Written task:
Tally the lines below that contain "title". The number is the whole answer.

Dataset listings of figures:

------------------------------------------------------------

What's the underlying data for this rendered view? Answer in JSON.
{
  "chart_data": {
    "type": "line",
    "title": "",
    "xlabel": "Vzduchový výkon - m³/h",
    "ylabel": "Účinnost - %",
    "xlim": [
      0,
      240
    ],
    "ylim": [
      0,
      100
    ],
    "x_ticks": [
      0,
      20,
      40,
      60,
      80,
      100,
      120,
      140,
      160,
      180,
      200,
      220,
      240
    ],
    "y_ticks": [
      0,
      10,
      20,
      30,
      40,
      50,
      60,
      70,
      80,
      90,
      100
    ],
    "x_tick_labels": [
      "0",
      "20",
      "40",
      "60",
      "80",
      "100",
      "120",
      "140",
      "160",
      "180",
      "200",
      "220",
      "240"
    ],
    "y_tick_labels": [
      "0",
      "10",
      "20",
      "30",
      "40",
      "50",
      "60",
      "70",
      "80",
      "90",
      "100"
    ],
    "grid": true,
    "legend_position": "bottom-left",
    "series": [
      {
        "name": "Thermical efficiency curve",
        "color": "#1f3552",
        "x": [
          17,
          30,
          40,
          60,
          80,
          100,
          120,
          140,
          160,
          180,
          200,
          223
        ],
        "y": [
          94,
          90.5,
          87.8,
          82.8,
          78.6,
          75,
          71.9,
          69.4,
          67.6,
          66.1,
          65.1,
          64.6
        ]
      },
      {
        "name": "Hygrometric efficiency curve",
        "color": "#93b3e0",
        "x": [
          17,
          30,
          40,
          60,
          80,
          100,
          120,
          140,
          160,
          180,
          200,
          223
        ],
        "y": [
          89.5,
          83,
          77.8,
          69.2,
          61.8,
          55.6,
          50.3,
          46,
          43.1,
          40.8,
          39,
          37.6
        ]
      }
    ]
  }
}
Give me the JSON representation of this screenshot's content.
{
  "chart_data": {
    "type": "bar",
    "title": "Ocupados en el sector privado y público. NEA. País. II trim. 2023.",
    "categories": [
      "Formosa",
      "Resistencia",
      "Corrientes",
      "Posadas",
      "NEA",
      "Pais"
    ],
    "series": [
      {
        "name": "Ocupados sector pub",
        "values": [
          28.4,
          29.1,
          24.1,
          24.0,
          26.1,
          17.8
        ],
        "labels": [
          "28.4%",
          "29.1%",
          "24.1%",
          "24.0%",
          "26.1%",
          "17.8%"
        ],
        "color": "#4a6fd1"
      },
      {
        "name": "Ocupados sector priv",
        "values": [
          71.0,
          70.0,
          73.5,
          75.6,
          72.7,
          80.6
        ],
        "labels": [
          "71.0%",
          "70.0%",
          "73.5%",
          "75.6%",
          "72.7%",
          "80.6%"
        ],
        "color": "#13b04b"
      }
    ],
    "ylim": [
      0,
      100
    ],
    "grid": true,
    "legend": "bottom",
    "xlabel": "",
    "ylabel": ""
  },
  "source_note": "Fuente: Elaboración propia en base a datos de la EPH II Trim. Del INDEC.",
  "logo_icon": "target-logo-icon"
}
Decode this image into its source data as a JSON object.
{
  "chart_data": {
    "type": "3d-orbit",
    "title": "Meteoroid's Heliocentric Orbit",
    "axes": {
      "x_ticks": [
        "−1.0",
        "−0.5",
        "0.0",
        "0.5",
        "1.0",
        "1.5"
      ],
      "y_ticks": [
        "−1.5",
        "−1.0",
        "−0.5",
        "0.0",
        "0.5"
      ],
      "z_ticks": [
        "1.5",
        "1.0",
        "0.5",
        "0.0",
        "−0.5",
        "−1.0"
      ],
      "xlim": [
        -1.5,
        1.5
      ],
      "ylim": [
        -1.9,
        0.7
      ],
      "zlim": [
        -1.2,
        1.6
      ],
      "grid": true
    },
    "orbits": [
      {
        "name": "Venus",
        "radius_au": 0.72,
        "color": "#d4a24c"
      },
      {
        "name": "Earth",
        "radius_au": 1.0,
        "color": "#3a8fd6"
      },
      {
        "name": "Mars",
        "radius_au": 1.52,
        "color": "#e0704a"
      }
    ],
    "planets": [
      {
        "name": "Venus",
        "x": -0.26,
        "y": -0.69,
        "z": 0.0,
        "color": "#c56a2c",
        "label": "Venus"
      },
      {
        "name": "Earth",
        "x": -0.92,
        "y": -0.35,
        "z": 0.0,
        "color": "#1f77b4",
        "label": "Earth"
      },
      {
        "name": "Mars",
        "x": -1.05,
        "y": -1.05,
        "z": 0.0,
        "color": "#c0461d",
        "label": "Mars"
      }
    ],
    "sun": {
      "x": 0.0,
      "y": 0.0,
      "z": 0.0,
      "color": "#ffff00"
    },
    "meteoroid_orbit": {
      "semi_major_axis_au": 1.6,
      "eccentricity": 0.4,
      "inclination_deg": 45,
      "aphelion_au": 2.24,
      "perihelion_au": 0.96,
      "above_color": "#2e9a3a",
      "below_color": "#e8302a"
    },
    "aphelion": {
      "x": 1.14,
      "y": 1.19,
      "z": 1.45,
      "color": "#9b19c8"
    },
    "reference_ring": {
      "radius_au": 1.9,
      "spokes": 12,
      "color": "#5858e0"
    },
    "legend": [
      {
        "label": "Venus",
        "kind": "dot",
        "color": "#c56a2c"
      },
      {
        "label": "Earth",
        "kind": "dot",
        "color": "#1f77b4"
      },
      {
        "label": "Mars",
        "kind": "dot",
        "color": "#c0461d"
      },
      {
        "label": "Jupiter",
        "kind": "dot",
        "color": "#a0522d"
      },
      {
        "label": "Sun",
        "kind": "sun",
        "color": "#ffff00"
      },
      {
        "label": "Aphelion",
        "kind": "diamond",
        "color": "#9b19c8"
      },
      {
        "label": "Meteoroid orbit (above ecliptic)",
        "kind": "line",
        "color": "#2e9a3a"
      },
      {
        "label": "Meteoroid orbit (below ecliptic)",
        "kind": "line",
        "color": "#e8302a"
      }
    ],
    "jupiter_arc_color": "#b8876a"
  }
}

------------------------------------------------------------

Reply:
3